- [Task statement] Repeat the material verbatim. Images are excluded from the copy.

- [Record excerpts]
* START *

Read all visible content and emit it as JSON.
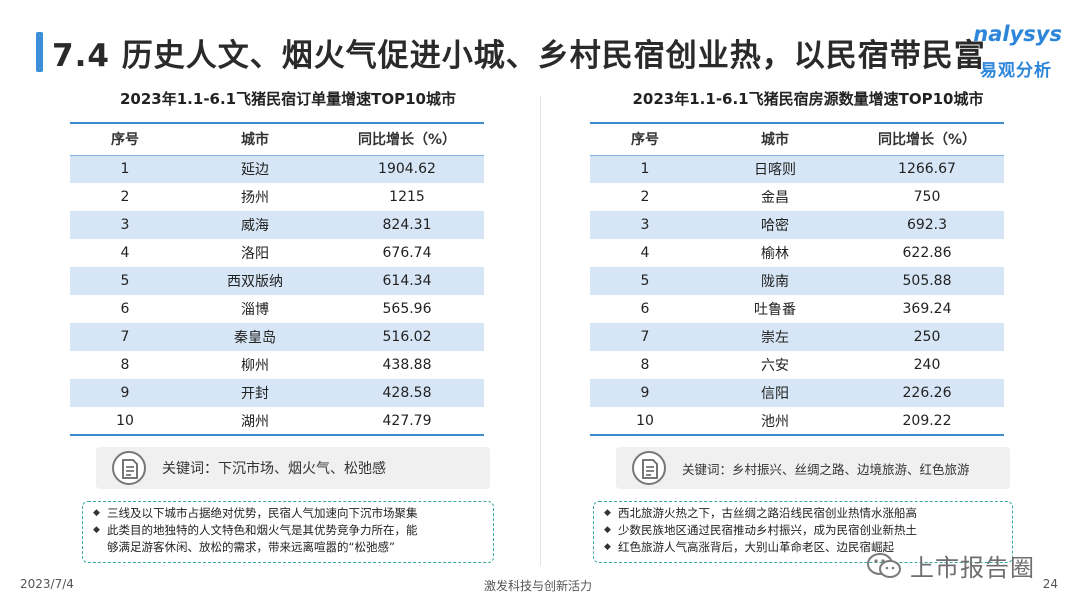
{
  "header": {
    "title": "7.4 历史人文、烟火气促进小城、乡村民宿创业热，以民宿带民富",
    "logo_top": "nalysys",
    "logo_bottom": "易观分析"
  },
  "left_table": {
    "title": "2023年1.1-6.1飞猪民宿订单量增速TOP10城市",
    "headers": [
      "序号",
      "城市",
      "同比增长（%）"
    ],
    "rows": [
      [
        "1",
        "延边",
        "1904.62"
      ],
      [
        "2",
        "扬州",
        "1215"
      ],
      [
        "3",
        "威海",
        "824.31"
      ],
      [
        "4",
        "洛阳",
        "676.74"
      ],
      [
        "5",
        "西双版纳",
        "614.34"
      ],
      [
        "6",
        "淄博",
        "565.96"
      ],
      [
        "7",
        "秦皇岛",
        "516.02"
      ],
      [
        "8",
        "柳州",
        "438.88"
      ],
      [
        "9",
        "开封",
        "428.58"
      ],
      [
        "10",
        "湖州",
        "427.79"
      ]
    ],
    "keywords": "关键词：下沉市场、烟火气、松弛感",
    "notes": [
      "三线及以下城市占据绝对优势，民宿人气加速向下沉市场聚集",
      "此类目的地独特的人文特色和烟火气是其优势竞争力所在，能",
      "够满足游客休闲、放松的需求，带来远离喧嚣的“松弛感”"
    ]
  },
  "right_table": {
    "title": "2023年1.1-6.1飞猪民宿房源数量增速TOP10城市",
    "headers": [
      "序号",
      "城市",
      "同比增长（%）"
    ],
    "rows": [
      [
        "1",
        "日喀则",
        "1266.67"
      ],
      [
        "2",
        "金昌",
        "750"
      ],
      [
        "3",
        "哈密",
        "692.3"
      ],
      [
        "4",
        "榆林",
        "622.86"
      ],
      [
        "5",
        "陇南",
        "505.88"
      ],
      [
        "6",
        "吐鲁番",
        "369.24"
      ],
      [
        "7",
        "崇左",
        "250"
      ],
      [
        "8",
        "六安",
        "240"
      ],
      [
        "9",
        "信阳",
        "226.26"
      ],
      [
        "10",
        "池州",
        "209.22"
      ]
    ],
    "keywords": "关键词：乡村振兴、丝绸之路、边境旅游、红色旅游",
    "notes": [
      "西北旅游火热之下，古丝绸之路沿线民宿创业热情水涨船高",
      "少数民族地区通过民宿推动乡村振兴，成为民宿创业新热土",
      "红色旅游人气高涨背后，大别山革命老区、边民宿崛起"
    ]
  },
  "footer": {
    "date": "2023/7/4",
    "center": "激发科技与创新活力",
    "page": "24",
    "watermark": "上市报告圈"
  }
}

* END *

- [Output for this task]
Read all visible content and emit it as JSON.
{
  "header": {
    "title": "7.4 历史人文、烟火气促进小城、乡村民宿创业热，以民宿带民富",
    "logo_top": "nalysys",
    "logo_bottom": "易观分析"
  },
  "left_table": {
    "title": "2023年1.1-6.1飞猪民宿订单量增速TOP10城市",
    "headers": [
      "序号",
      "城市",
      "同比增长（%）"
    ],
    "rows": [
      [
        "1",
        "延边",
        "1904.62"
      ],
      [
        "2",
        "扬州",
        "1215"
      ],
      [
        "3",
        "威海",
        "824.31"
      ],
      [
        "4",
        "洛阳",
        "676.74"
      ],
      [
        "5",
        "西双版纳",
        "614.34"
      ],
      [
        "6",
        "淄博",
        "565.96"
      ],
      [
        "7",
        "秦皇岛",
        "516.02"
      ],
      [
        "8",
        "柳州",
        "438.88"
      ],
      [
        "9",
        "开封",
        "428.58"
      ],
      [
        "10",
        "湖州",
        "427.79"
      ]
    ],
    "keywords": "关键词：下沉市场、烟火气、松弛感",
    "notes": [
      "三线及以下城市占据绝对优势，民宿人气加速向下沉市场聚集",
      "此类目的地独特的人文特色和烟火气是其优势竞争力所在，能",
      "够满足游客休闲、放松的需求，带来远离喧嚣的“松弛感”"
    ]
  },
  "right_table": {
    "title": "2023年1.1-6.1飞猪民宿房源数量增速TOP10城市",
    "headers": [
      "序号",
      "城市",
      "同比增长（%）"
    ],
    "rows": [
      [
        "1",
        "日喀则",
        "1266.67"
      ],
      [
        "2",
        "金昌",
        "750"
      ],
      [
        "3",
        "哈密",
        "692.3"
      ],
      [
        "4",
        "榆林",
        "622.86"
      ],
      [
        "5",
        "陇南",
        "505.88"
      ],
      [
        "6",
        "吐鲁番",
        "369.24"
      ],
      [
        "7",
        "崇左",
        "250"
      ],
      [
        "8",
        "六安",
        "240"
      ],
      [
        "9",
        "信阳",
        "226.26"
      ],
      [
        "10",
        "池州",
        "209.22"
      ]
    ],
    "keywords": "关键词：乡村振兴、丝绸之路、边境旅游、红色旅游",
    "notes": [
      "西北旅游火热之下，古丝绸之路沿线民宿创业热情水涨船高",
      "少数民族地区通过民宿推动乡村振兴，成为民宿创业新热土",
      "红色旅游人气高涨背后，大别山革命老区、边民宿崛起"
    ]
  },
  "footer": {
    "date": "2023/7/4",
    "center": "激发科技与创新活力",
    "page": "24",
    "watermark": "上市报告圈"
  }
}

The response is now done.